▶ _GIVEN RECORDS_
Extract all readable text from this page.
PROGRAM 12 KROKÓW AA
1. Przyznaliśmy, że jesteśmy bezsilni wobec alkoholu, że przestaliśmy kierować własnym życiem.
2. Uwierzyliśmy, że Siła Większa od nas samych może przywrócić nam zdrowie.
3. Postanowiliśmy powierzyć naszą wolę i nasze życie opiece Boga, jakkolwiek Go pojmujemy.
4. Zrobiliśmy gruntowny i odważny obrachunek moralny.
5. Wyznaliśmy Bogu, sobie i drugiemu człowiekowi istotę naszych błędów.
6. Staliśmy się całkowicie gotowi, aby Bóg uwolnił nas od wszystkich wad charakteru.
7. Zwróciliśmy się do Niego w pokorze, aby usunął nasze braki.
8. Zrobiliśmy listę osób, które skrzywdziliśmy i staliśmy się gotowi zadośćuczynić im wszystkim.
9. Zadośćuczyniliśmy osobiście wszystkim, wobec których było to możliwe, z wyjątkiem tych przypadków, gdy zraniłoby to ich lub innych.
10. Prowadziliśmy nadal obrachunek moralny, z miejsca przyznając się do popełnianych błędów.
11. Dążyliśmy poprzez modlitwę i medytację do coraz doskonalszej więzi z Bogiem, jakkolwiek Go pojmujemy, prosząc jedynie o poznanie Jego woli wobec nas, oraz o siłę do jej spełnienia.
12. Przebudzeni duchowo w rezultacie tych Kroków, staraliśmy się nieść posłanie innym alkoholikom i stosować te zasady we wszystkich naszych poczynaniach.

▶ _EXERCISE_
Give back each line above precisely as it stands.

▶ _OUTPUT OF THE EXERCISE_
Extract all readable text from this page.
PROGRAM 12 KROKÓW AA
1. Przyznaliśmy, że jesteśmy bezsilni wobec alkoholu, że przestaliśmy kierować własnym życiem.
2. Uwierzyliśmy, że Siła Większa od nas samych może przywrócić nam zdrowie.
3. Postanowiliśmy powierzyć naszą wolę i nasze życie opiece Boga, jakkolwiek Go pojmujemy.
4. Zrobiliśmy gruntowny i odważny obrachunek moralny.
5. Wyznaliśmy Bogu, sobie i drugiemu człowiekowi istotę naszych błędów.
6. Staliśmy się całkowicie gotowi, aby Bóg uwolnił nas od wszystkich wad charakteru.
7. Zwróciliśmy się do Niego w pokorze, aby usunął nasze braki.
8. Zrobiliśmy listę osób, które skrzywdziliśmy i staliśmy się gotowi zadośćuczynić im wszystkim.
9. Zadośćuczyniliśmy osobiście wszystkim, wobec których było to możliwe, z wyjątkiem tych przypadków, gdy zraniłoby to ich lub innych.
10. Prowadziliśmy nadal obrachunek moralny, z miejsca przyznając się do popełnianych błędów.
11. Dążyliśmy poprzez modlitwę i medytację do coraz doskonalszej więzi z Bogiem, jakkolwiek Go pojmujemy, prosząc jedynie o poznanie Jego woli wobec nas, oraz o siłę do jej spełnienia.
12. Przebudzeni duchowo w rezultacie tych Kroków, staraliśmy się nieść posłanie innym alkoholikom i stosować te zasady we wszystkich naszych poczynaniach.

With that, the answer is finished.